- WHAT THE EXERCISE ASKS -
Take the entries below and print all of them exactly, please.
▬▬▬
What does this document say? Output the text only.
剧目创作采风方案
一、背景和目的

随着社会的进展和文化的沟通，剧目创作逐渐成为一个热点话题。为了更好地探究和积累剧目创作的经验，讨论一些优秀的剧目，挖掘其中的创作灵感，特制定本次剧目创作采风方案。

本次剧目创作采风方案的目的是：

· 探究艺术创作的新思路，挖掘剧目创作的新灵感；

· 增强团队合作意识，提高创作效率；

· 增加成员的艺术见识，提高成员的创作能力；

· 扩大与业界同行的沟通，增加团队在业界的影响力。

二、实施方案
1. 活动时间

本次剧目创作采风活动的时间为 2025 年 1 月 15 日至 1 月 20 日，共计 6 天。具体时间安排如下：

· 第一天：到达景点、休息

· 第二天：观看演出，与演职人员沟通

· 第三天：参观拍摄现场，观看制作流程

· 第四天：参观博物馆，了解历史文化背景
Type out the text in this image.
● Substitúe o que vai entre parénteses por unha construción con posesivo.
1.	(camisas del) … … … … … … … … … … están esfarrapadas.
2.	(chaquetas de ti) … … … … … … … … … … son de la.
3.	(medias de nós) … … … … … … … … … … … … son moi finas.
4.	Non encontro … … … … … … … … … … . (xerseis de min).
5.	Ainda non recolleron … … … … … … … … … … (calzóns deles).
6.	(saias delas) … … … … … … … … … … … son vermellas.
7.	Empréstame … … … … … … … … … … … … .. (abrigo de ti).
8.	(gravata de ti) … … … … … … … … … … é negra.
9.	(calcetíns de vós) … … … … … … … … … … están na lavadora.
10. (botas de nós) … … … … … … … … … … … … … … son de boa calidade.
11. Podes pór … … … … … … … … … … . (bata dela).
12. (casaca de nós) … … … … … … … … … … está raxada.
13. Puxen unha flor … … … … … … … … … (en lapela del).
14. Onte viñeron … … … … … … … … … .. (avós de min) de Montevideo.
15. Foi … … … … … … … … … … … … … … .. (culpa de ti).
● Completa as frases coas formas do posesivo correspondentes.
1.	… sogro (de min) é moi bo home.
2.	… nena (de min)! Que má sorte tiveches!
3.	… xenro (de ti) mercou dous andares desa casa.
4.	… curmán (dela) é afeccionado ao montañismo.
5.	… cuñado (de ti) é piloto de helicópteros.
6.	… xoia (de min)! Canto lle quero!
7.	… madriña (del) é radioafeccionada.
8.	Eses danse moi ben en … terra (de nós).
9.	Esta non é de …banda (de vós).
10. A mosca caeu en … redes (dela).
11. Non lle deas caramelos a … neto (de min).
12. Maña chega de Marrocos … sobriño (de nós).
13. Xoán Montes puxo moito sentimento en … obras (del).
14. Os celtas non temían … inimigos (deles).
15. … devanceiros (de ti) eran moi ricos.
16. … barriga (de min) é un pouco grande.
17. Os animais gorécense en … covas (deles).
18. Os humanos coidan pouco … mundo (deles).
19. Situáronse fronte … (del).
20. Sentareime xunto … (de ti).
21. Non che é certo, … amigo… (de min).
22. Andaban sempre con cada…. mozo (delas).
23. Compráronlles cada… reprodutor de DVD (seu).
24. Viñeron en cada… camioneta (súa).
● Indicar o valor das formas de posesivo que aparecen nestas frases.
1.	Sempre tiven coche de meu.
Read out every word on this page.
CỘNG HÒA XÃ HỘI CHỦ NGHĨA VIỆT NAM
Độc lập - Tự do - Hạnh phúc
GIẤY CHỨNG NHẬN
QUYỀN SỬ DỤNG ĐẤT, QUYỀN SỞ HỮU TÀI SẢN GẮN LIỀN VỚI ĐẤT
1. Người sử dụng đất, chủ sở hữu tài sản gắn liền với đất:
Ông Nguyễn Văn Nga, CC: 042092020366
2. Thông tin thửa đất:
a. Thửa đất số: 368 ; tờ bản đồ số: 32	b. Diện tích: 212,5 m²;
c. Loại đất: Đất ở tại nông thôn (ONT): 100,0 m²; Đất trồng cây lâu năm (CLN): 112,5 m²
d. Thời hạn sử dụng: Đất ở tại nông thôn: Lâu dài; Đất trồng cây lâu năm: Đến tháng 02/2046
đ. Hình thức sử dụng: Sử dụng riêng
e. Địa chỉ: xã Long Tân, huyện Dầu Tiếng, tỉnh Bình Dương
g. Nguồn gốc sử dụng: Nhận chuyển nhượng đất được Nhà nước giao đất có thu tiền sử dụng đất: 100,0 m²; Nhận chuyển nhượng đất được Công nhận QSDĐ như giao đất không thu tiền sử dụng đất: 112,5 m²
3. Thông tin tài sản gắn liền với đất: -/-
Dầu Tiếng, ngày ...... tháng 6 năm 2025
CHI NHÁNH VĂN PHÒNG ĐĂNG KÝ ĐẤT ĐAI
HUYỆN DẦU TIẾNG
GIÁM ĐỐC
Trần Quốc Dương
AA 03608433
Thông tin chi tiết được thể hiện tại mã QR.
▬▬▬
- ANSWER IN FULL -
What does this document say? Output the text only.
剧目创作采风方案
一、背景和目的

随着社会的进展和文化的沟通，剧目创作逐渐成为一个热点话题。为了更好地探究和积累剧目创作的经验，讨论一些优秀的剧目，挖掘其中的创作灵感，特制定本次剧目创作采风方案。

本次剧目创作采风方案的目的是：

· 探究艺术创作的新思路，挖掘剧目创作的新灵感；

· 增强团队合作意识，提高创作效率；

· 增加成员的艺术见识，提高成员的创作能力；

· 扩大与业界同行的沟通，增加团队在业界的影响力。

二、实施方案
1. 活动时间

本次剧目创作采风活动的时间为 2025 年 1 月 15 日至 1 月 20 日，共计 6 天。具体时间安排如下：

· 第一天：到达景点、休息

· 第二天：观看演出，与演职人员沟通

· 第三天：参观拍摄现场，观看制作流程

· 第四天：参观博物馆，了解历史文化背景
Type out the text in this image.
● Substitúe o que vai entre parénteses por unha construción con posesivo.
1.	(camisas del) … … … … … … … … … … están esfarrapadas.
2.	(chaquetas de ti) … … … … … … … … … … son de la.
3.	(medias de nós) … … … … … … … … … … … … son moi finas.
4.	Non encontro … … … … … … … … … … . (xerseis de min).
5.	Ainda non recolleron … … … … … … … … … … (calzóns deles).
6.	(saias delas) … … … … … … … … … … … son vermellas.
7.	Empréstame … … … … … … … … … … … … .. (abrigo de ti).
8.	(gravata de ti) … … … … … … … … … … é negra.
9.	(calcetíns de vós) … … … … … … … … … … están na lavadora.
10. (botas de nós) … … … … … … … … … … … … … … son de boa calidade.
11. Podes pór … … … … … … … … … … . (bata dela).
12. (casaca de nós) … … … … … … … … … … está raxada.
13. Puxen unha flor … … … … … … … … … (en lapela del).
14. Onte viñeron … … … … … … … … … .. (avós de min) de Montevideo.
15. Foi … … … … … … … … … … … … … … .. (culpa de ti).
● Completa as frases coas formas do posesivo correspondentes.
1.	… sogro (de min) é moi bo home.
2.	… nena (de min)! Que má sorte tiveches!
3.	… xenro (de ti) mercou dous andares desa casa.
4.	… curmán (dela) é afeccionado ao montañismo.
5.	… cuñado (de ti) é piloto de helicópteros.
6.	… xoia (de min)! Canto lle quero!
7.	… madriña (del) é radioafeccionada.
8.	Eses danse moi ben en … terra (de nós).
9.	Esta non é de …banda (de vós).
10. A mosca caeu en … redes (dela).
11. Non lle deas caramelos a … neto (de min).
12. Maña chega de Marrocos … sobriño (de nós).
13. Xoán Montes puxo moito sentimento en … obras (del).
14. Os celtas non temían … inimigos (deles).
15. … devanceiros (de ti) eran moi ricos.
16. … barriga (de min) é un pouco grande.
17. Os animais gorécense en … covas (deles).
18. Os humanos coidan pouco … mundo (deles).
19. Situáronse fronte … (del).
20. Sentareime xunto … (de ti).
21. Non che é certo, … amigo… (de min).
22. Andaban sempre con cada…. mozo (delas).
23. Compráronlles cada… reprodutor de DVD (seu).
24. Viñeron en cada… camioneta (súa).
● Indicar o valor das formas de posesivo que aparecen nestas frases.
1.	Sempre tiven coche de meu.
Read out every word on this page.
CỘNG HÒA XÃ HỘI CHỦ NGHĨA VIỆT NAM
Độc lập - Tự do - Hạnh phúc
GIẤY CHỨNG NHẬN
QUYỀN SỬ DỤNG ĐẤT, QUYỀN SỞ HỮU TÀI SẢN GẮN LIỀN VỚI ĐẤT
1. Người sử dụng đất, chủ sở hữu tài sản gắn liền với đất:
Ông Nguyễn Văn Nga, CC: 042092020366
2. Thông tin thửa đất:
a. Thửa đất số: 368 ; tờ bản đồ số: 32	b. Diện tích: 212,5 m²;
c. Loại đất: Đất ở tại nông thôn (ONT): 100,0 m²; Đất trồng cây lâu năm (CLN): 112,5 m²
d. Thời hạn sử dụng: Đất ở tại nông thôn: Lâu dài; Đất trồng cây lâu năm: Đến tháng 02/2046
đ. Hình thức sử dụng: Sử dụng riêng
e. Địa chỉ: xã Long Tân, huyện Dầu Tiếng, tỉnh Bình Dương
g. Nguồn gốc sử dụng: Nhận chuyển nhượng đất được Nhà nước giao đất có thu tiền sử dụng đất: 100,0 m²; Nhận chuyển nhượng đất được Công nhận QSDĐ như giao đất không thu tiền sử dụng đất: 112,5 m²
3. Thông tin tài sản gắn liền với đất: -/-
Dầu Tiếng, ngày ...... tháng 6 năm 2025
CHI NHÁNH VĂN PHÒNG ĐĂNG KÝ ĐẤT ĐAI
HUYỆN DẦU TIẾNG
GIÁM ĐỐC
Trần Quốc Dương
AA 03608433
Thông tin chi tiết được thể hiện tại mã QR.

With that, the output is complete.